RECORDS SUPPLIED
+--

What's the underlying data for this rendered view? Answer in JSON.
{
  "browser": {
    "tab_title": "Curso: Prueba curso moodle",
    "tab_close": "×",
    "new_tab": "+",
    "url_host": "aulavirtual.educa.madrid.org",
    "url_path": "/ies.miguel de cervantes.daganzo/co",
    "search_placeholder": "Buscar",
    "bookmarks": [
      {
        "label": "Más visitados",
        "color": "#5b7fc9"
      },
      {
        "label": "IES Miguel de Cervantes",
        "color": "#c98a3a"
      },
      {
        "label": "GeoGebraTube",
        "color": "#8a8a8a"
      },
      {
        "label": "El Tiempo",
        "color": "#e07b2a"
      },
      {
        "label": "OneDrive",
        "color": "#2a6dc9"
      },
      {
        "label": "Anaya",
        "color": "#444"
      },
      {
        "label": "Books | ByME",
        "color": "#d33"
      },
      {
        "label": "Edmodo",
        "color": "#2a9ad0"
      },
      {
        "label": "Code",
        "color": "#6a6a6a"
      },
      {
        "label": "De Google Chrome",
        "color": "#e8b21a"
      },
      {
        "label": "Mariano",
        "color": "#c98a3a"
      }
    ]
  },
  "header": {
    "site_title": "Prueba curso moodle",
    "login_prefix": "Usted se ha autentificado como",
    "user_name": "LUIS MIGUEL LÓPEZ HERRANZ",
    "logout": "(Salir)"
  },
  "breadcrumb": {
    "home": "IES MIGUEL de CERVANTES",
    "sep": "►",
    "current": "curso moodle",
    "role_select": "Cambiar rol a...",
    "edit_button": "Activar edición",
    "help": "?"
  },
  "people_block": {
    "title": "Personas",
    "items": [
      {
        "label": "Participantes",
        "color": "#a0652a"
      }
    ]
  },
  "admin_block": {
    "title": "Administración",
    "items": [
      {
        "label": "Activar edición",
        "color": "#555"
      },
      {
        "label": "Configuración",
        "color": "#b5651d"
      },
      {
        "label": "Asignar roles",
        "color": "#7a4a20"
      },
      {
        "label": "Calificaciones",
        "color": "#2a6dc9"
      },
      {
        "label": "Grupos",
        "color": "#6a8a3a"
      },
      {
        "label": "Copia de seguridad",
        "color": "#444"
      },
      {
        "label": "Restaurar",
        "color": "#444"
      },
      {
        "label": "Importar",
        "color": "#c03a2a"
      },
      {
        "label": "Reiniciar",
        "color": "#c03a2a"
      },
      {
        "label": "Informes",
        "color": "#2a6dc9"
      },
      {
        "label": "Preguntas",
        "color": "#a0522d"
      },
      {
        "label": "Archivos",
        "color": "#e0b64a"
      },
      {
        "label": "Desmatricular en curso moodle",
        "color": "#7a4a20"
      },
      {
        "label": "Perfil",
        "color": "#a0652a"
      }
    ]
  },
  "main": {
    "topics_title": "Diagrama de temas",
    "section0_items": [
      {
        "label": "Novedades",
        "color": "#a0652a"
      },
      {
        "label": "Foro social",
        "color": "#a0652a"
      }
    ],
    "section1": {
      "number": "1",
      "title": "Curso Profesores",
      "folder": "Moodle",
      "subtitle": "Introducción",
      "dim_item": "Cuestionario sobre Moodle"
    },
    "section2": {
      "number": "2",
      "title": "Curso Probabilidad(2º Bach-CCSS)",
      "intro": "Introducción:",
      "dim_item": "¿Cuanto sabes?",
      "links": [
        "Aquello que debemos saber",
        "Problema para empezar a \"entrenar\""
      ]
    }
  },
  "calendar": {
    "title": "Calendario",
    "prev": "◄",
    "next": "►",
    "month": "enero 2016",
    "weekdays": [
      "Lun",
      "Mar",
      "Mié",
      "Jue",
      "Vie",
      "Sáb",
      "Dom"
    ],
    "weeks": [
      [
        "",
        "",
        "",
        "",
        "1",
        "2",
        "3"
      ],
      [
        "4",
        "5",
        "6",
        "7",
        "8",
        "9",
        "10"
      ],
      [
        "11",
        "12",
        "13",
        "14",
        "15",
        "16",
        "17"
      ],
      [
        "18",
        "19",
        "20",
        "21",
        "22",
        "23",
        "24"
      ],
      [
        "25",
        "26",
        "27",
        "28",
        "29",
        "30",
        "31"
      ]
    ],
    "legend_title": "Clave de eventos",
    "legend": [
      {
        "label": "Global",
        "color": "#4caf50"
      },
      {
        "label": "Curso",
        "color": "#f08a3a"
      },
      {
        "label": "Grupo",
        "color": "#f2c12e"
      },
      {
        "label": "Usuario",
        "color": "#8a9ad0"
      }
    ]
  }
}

+--

TASK PROMPT
Restate every entry word for word.

SOLUTION TO THE EXERCISE
What's the underlying data for this rendered view? Answer in JSON.
{
  "browser": {
    "tab_title": "Curso: Prueba curso moodle",
    "tab_close": "×",
    "new_tab": "+",
    "url_host": "aulavirtual.educa.madrid.org",
    "url_path": "/ies.miguel de cervantes.daganzo/co",
    "search_placeholder": "Buscar",
    "bookmarks": [
      {
        "label": "Más visitados",
        "color": "#5b7fc9"
      },
      {
        "label": "IES Miguel de Cervantes",
        "color": "#c98a3a"
      },
      {
        "label": "GeoGebraTube",
        "color": "#8a8a8a"
      },
      {
        "label": "El Tiempo",
        "color": "#e07b2a"
      },
      {
        "label": "OneDrive",
        "color": "#2a6dc9"
      },
      {
        "label": "Anaya",
        "color": "#444"
      },
      {
        "label": "Books | ByME",
        "color": "#d33"
      },
      {
        "label": "Edmodo",
        "color": "#2a9ad0"
      },
      {
        "label": "Code",
        "color": "#6a6a6a"
      },
      {
        "label": "De Google Chrome",
        "color": "#e8b21a"
      },
      {
        "label": "Mariano",
        "color": "#c98a3a"
      }
    ]
  },
  "header": {
    "site_title": "Prueba curso moodle",
    "login_prefix": "Usted se ha autentificado como",
    "user_name": "LUIS MIGUEL LÓPEZ HERRANZ",
    "logout": "(Salir)"
  },
  "breadcrumb": {
    "home": "IES MIGUEL de CERVANTES",
    "sep": "►",
    "current": "curso moodle",
    "role_select": "Cambiar rol a...",
    "edit_button": "Activar edición",
    "help": "?"
  },
  "people_block": {
    "title": "Personas",
    "items": [
      {
        "label": "Participantes",
        "color": "#a0652a"
      }
    ]
  },
  "admin_block": {
    "title": "Administración",
    "items": [
      {
        "label": "Activar edición",
        "color": "#555"
      },
      {
        "label": "Configuración",
        "color": "#b5651d"
      },
      {
        "label": "Asignar roles",
        "color": "#7a4a20"
      },
      {
        "label": "Calificaciones",
        "color": "#2a6dc9"
      },
      {
        "label": "Grupos",
        "color": "#6a8a3a"
      },
      {
        "label": "Copia de seguridad",
        "color": "#444"
      },
      {
        "label": "Restaurar",
        "color": "#444"
      },
      {
        "label": "Importar",
        "color": "#c03a2a"
      },
      {
        "label": "Reiniciar",
        "color": "#c03a2a"
      },
      {
        "label": "Informes",
        "color": "#2a6dc9"
      },
      {
        "label": "Preguntas",
        "color": "#a0522d"
      },
      {
        "label": "Archivos",
        "color": "#e0b64a"
      },
      {
        "label": "Desmatricular en curso moodle",
        "color": "#7a4a20"
      },
      {
        "label": "Perfil",
        "color": "#a0652a"
      }
    ]
  },
  "main": {
    "topics_title": "Diagrama de temas",
    "section0_items": [
      {
        "label": "Novedades",
        "color": "#a0652a"
      },
      {
        "label": "Foro social",
        "color": "#a0652a"
      }
    ],
    "section1": {
      "number": "1",
      "title": "Curso Profesores",
      "folder": "Moodle",
      "subtitle": "Introducción",
      "dim_item": "Cuestionario sobre Moodle"
    },
    "section2": {
      "number": "2",
      "title": "Curso Probabilidad(2º Bach-CCSS)",
      "intro": "Introducción:",
      "dim_item": "¿Cuanto sabes?",
      "links": [
        "Aquello que debemos saber",
        "Problema para empezar a \"entrenar\""
      ]
    }
  },
  "calendar": {
    "title": "Calendario",
    "prev": "◄",
    "next": "►",
    "month": "enero 2016",
    "weekdays": [
      "Lun",
      "Mar",
      "Mié",
      "Jue",
      "Vie",
      "Sáb",
      "Dom"
    ],
    "weeks": [
      [
        "",
        "",
        "",
        "",
        "1",
        "2",
        "3"
      ],
      [
        "4",
        "5",
        "6",
        "7",
        "8",
        "9",
        "10"
      ],
      [
        "11",
        "12",
        "13",
        "14",
        "15",
        "16",
        "17"
      ],
      [
        "18",
        "19",
        "20",
        "21",
        "22",
        "23",
        "24"
      ],
      [
        "25",
        "26",
        "27",
        "28",
        "29",
        "30",
        "31"
      ]
    ],
    "legend_title": "Clave de eventos",
    "legend": [
      {
        "label": "Global",
        "color": "#4caf50"
      },
      {
        "label": "Curso",
        "color": "#f08a3a"
      },
      {
        "label": "Grupo",
        "color": "#f2c12e"
      },
      {
        "label": "Usuario",
        "color": "#8a9ad0"
      }
    ]
  }
}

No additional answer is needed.